Stored data:
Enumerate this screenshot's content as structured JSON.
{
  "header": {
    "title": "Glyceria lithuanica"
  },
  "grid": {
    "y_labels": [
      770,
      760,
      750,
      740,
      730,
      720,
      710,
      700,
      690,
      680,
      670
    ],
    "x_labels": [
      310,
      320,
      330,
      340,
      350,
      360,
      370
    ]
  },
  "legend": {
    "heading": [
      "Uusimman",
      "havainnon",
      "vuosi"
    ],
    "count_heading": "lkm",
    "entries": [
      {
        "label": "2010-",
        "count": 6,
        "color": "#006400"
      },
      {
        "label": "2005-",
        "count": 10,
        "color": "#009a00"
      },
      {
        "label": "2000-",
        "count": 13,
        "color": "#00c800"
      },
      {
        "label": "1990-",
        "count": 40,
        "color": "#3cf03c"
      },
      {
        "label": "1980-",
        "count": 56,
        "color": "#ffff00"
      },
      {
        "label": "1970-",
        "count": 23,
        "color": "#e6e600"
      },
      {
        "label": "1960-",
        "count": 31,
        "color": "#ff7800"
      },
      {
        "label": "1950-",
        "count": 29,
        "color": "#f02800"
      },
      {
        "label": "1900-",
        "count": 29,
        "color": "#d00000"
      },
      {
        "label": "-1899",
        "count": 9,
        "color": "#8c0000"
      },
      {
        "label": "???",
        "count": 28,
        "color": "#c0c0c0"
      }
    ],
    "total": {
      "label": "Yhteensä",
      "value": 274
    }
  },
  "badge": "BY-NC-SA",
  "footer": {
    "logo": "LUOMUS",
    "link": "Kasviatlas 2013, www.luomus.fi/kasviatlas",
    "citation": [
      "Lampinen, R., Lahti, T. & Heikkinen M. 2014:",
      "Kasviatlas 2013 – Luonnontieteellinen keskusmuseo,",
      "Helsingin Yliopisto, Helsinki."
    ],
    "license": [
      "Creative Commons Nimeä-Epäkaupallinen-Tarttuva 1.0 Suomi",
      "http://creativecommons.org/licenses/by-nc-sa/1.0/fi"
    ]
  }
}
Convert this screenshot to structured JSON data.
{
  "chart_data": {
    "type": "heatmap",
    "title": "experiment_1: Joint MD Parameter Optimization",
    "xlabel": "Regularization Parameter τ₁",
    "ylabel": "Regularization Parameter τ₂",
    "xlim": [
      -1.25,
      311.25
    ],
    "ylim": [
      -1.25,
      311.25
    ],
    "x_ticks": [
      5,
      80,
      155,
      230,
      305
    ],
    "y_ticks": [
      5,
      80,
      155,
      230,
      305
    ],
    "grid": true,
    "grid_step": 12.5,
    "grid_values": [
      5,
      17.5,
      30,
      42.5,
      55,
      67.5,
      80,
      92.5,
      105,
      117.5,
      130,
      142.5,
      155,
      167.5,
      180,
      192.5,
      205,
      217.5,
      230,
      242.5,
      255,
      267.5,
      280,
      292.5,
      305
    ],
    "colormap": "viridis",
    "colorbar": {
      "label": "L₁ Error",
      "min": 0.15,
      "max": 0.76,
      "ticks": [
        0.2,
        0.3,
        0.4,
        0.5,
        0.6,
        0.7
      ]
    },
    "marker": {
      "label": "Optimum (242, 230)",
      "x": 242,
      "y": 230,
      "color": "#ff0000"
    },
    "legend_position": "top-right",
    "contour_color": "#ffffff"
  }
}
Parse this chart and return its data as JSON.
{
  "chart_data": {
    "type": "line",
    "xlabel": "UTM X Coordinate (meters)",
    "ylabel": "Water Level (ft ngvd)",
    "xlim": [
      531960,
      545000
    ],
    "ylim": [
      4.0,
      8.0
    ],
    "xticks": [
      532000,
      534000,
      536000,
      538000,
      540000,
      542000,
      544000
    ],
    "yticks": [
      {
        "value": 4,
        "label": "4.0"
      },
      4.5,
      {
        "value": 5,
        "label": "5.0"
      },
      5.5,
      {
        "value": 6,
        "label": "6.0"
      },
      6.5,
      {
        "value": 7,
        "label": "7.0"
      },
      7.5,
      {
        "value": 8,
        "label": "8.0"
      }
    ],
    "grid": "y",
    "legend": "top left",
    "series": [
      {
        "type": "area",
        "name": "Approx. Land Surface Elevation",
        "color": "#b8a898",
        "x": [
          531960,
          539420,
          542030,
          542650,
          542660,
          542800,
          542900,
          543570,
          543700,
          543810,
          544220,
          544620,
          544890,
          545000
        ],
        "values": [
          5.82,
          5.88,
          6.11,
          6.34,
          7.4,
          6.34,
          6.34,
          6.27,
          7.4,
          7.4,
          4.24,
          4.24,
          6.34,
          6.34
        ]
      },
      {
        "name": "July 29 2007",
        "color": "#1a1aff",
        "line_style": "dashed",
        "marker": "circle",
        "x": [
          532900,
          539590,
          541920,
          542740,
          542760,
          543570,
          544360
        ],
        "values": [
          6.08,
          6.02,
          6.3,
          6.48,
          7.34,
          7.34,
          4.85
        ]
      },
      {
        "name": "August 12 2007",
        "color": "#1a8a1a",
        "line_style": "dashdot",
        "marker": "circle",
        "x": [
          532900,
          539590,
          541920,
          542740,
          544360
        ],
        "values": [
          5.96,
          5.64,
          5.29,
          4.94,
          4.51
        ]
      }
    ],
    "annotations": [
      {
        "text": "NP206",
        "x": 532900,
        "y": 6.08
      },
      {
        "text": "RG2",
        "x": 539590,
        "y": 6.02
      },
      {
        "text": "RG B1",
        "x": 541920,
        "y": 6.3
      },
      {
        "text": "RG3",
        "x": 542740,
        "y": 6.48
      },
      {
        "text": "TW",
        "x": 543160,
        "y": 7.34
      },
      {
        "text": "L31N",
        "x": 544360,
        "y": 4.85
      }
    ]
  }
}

What you should do:
Output the listing above exactly as it appears.

Completed task:
Enumerate this screenshot's content as structured JSON.
{
  "header": {
    "title": "Glyceria lithuanica"
  },
  "grid": {
    "y_labels": [
      770,
      760,
      750,
      740,
      730,
      720,
      710,
      700,
      690,
      680,
      670
    ],
    "x_labels": [
      310,
      320,
      330,
      340,
      350,
      360,
      370
    ]
  },
  "legend": {
    "heading": [
      "Uusimman",
      "havainnon",
      "vuosi"
    ],
    "count_heading": "lkm",
    "entries": [
      {
        "label": "2010-",
        "count": 6,
        "color": "#006400"
      },
      {
        "label": "2005-",
        "count": 10,
        "color": "#009a00"
      },
      {
        "label": "2000-",
        "count": 13,
        "color": "#00c800"
      },
      {
        "label": "1990-",
        "count": 40,
        "color": "#3cf03c"
      },
      {
        "label": "1980-",
        "count": 56,
        "color": "#ffff00"
      },
      {
        "label": "1970-",
        "count": 23,
        "color": "#e6e600"
      },
      {
        "label": "1960-",
        "count": 31,
        "color": "#ff7800"
      },
      {
        "label": "1950-",
        "count": 29,
        "color": "#f02800"
      },
      {
        "label": "1900-",
        "count": 29,
        "color": "#d00000"
      },
      {
        "label": "-1899",
        "count": 9,
        "color": "#8c0000"
      },
      {
        "label": "???",
        "count": 28,
        "color": "#c0c0c0"
      }
    ],
    "total": {
      "label": "Yhteensä",
      "value": 274
    }
  },
  "badge": "BY-NC-SA",
  "footer": {
    "logo": "LUOMUS",
    "link": "Kasviatlas 2013, www.luomus.fi/kasviatlas",
    "citation": [
      "Lampinen, R., Lahti, T. & Heikkinen M. 2014:",
      "Kasviatlas 2013 – Luonnontieteellinen keskusmuseo,",
      "Helsingin Yliopisto, Helsinki."
    ],
    "license": [
      "Creative Commons Nimeä-Epäkaupallinen-Tarttuva 1.0 Suomi",
      "http://creativecommons.org/licenses/by-nc-sa/1.0/fi"
    ]
  }
}
Convert this screenshot to structured JSON data.
{
  "chart_data": {
    "type": "heatmap",
    "title": "experiment_1: Joint MD Parameter Optimization",
    "xlabel": "Regularization Parameter τ₁",
    "ylabel": "Regularization Parameter τ₂",
    "xlim": [
      -1.25,
      311.25
    ],
    "ylim": [
      -1.25,
      311.25
    ],
    "x_ticks": [
      5,
      80,
      155,
      230,
      305
    ],
    "y_ticks": [
      5,
      80,
      155,
      230,
      305
    ],
    "grid": true,
    "grid_step": 12.5,
    "grid_values": [
      5,
      17.5,
      30,
      42.5,
      55,
      67.5,
      80,
      92.5,
      105,
      117.5,
      130,
      142.5,
      155,
      167.5,
      180,
      192.5,
      205,
      217.5,
      230,
      242.5,
      255,
      267.5,
      280,
      292.5,
      305
    ],
    "colormap": "viridis",
    "colorbar": {
      "label": "L₁ Error",
      "min": 0.15,
      "max": 0.76,
      "ticks": [
        0.2,
        0.3,
        0.4,
        0.5,
        0.6,
        0.7
      ]
    },
    "marker": {
      "label": "Optimum (242, 230)",
      "x": 242,
      "y": 230,
      "color": "#ff0000"
    },
    "legend_position": "top-right",
    "contour_color": "#ffffff"
  }
}
Parse this chart and return its data as JSON.
{
  "chart_data": {
    "type": "line",
    "xlabel": "UTM X Coordinate (meters)",
    "ylabel": "Water Level (ft ngvd)",
    "xlim": [
      531960,
      545000
    ],
    "ylim": [
      4.0,
      8.0
    ],
    "xticks": [
      532000,
      534000,
      536000,
      538000,
      540000,
      542000,
      544000
    ],
    "yticks": [
      {
        "value": 4,
        "label": "4.0"
      },
      4.5,
      {
        "value": 5,
        "label": "5.0"
      },
      5.5,
      {
        "value": 6,
        "label": "6.0"
      },
      6.5,
      {
        "value": 7,
        "label": "7.0"
      },
      7.5,
      {
        "value": 8,
        "label": "8.0"
      }
    ],
    "grid": "y",
    "legend": "top left",
    "series": [
      {
        "type": "area",
        "name": "Approx. Land Surface Elevation",
        "color": "#b8a898",
        "x": [
          531960,
          539420,
          542030,
          542650,
          542660,
          542800,
          542900,
          543570,
          543700,
          543810,
          544220,
          544620,
          544890,
          545000
        ],
        "values": [
          5.82,
          5.88,
          6.11,
          6.34,
          7.4,
          6.34,
          6.34,
          6.27,
          7.4,
          7.4,
          4.24,
          4.24,
          6.34,
          6.34
        ]
      },
      {
        "name": "July 29 2007",
        "color": "#1a1aff",
        "line_style": "dashed",
        "marker": "circle",
        "x": [
          532900,
          539590,
          541920,
          542740,
          542760,
          543570,
          544360
        ],
        "values": [
          6.08,
          6.02,
          6.3,
          6.48,
          7.34,
          7.34,
          4.85
        ]
      },
      {
        "name": "August 12 2007",
        "color": "#1a8a1a",
        "line_style": "dashdot",
        "marker": "circle",
        "x": [
          532900,
          539590,
          541920,
          542740,
          544360
        ],
        "values": [
          5.96,
          5.64,
          5.29,
          4.94,
          4.51
        ]
      }
    ],
    "annotations": [
      {
        "text": "NP206",
        "x": 532900,
        "y": 6.08
      },
      {
        "text": "RG2",
        "x": 539590,
        "y": 6.02
      },
      {
        "text": "RG B1",
        "x": 541920,
        "y": 6.3
      },
      {
        "text": "RG3",
        "x": 542740,
        "y": 6.48
      },
      {
        "text": "TW",
        "x": 543160,
        "y": 7.34
      },
      {
        "text": "L31N",
        "x": 544360,
        "y": 4.85
      }
    ]
  }
}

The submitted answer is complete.